[Collected data entries]

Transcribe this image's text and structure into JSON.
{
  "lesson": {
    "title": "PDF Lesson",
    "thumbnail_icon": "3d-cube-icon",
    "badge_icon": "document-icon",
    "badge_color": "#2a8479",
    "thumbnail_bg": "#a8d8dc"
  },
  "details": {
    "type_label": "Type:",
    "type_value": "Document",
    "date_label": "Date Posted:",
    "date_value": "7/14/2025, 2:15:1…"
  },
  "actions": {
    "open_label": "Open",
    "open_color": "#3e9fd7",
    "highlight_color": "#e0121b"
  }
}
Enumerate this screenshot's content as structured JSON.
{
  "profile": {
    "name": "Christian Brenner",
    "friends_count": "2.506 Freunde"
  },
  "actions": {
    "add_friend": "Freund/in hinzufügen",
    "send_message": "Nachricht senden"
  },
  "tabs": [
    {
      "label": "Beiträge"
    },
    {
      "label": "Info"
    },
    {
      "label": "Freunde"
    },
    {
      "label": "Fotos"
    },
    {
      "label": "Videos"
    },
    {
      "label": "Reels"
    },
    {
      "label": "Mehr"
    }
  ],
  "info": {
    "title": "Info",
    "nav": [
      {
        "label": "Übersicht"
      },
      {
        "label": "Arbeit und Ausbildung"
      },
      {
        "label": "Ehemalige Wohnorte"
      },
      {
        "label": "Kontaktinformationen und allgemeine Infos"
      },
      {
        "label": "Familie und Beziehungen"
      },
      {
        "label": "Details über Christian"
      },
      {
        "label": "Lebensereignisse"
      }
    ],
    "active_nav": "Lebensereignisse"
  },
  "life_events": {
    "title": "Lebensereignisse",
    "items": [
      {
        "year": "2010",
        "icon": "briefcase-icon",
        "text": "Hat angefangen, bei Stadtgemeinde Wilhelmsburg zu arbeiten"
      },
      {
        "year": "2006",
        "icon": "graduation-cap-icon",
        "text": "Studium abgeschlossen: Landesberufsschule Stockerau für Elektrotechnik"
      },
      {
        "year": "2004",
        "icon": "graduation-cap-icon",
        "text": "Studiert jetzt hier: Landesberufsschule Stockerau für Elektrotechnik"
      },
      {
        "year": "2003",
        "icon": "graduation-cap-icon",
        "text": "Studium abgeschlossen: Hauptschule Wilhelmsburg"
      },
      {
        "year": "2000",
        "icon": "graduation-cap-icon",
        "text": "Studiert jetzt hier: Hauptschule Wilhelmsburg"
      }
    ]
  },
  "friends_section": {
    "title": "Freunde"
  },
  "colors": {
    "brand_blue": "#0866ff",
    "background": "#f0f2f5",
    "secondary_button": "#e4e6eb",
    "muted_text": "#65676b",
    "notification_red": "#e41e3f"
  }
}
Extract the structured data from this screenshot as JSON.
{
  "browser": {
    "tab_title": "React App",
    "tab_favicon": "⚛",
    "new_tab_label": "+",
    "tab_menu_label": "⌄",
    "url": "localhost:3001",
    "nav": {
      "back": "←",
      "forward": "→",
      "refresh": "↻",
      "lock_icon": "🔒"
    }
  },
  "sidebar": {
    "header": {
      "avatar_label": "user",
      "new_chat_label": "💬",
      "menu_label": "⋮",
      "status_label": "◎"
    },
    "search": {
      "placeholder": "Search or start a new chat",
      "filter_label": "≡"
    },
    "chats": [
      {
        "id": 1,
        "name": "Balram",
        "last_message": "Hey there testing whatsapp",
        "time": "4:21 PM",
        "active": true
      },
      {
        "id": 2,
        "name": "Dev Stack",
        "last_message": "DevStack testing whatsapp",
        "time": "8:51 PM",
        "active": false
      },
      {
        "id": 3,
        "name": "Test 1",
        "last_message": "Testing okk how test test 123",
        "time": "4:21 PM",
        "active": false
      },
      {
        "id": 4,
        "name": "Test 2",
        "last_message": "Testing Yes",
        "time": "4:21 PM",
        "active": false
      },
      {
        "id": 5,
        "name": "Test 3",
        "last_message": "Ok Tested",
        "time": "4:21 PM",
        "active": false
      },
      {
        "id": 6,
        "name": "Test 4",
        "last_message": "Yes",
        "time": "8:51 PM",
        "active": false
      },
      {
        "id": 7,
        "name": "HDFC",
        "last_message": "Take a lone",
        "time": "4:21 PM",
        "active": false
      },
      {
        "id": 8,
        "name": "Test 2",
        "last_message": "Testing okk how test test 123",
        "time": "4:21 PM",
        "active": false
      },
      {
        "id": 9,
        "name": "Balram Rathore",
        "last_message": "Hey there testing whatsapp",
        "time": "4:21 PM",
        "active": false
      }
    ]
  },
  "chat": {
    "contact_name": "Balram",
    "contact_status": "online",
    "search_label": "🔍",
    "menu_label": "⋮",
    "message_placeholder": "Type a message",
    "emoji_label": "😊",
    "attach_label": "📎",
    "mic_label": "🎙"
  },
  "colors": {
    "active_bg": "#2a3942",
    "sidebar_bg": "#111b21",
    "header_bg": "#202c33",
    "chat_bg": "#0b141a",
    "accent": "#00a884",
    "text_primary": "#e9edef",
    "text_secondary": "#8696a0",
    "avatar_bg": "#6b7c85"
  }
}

# What you will do
Show all lines from the listing above in which "this" appears.

# Solution
Transcribe this image's text and structure into JSON.
Enumerate this screenshot's content as structured JSON.
Extract the structured data from this screenshot as JSON.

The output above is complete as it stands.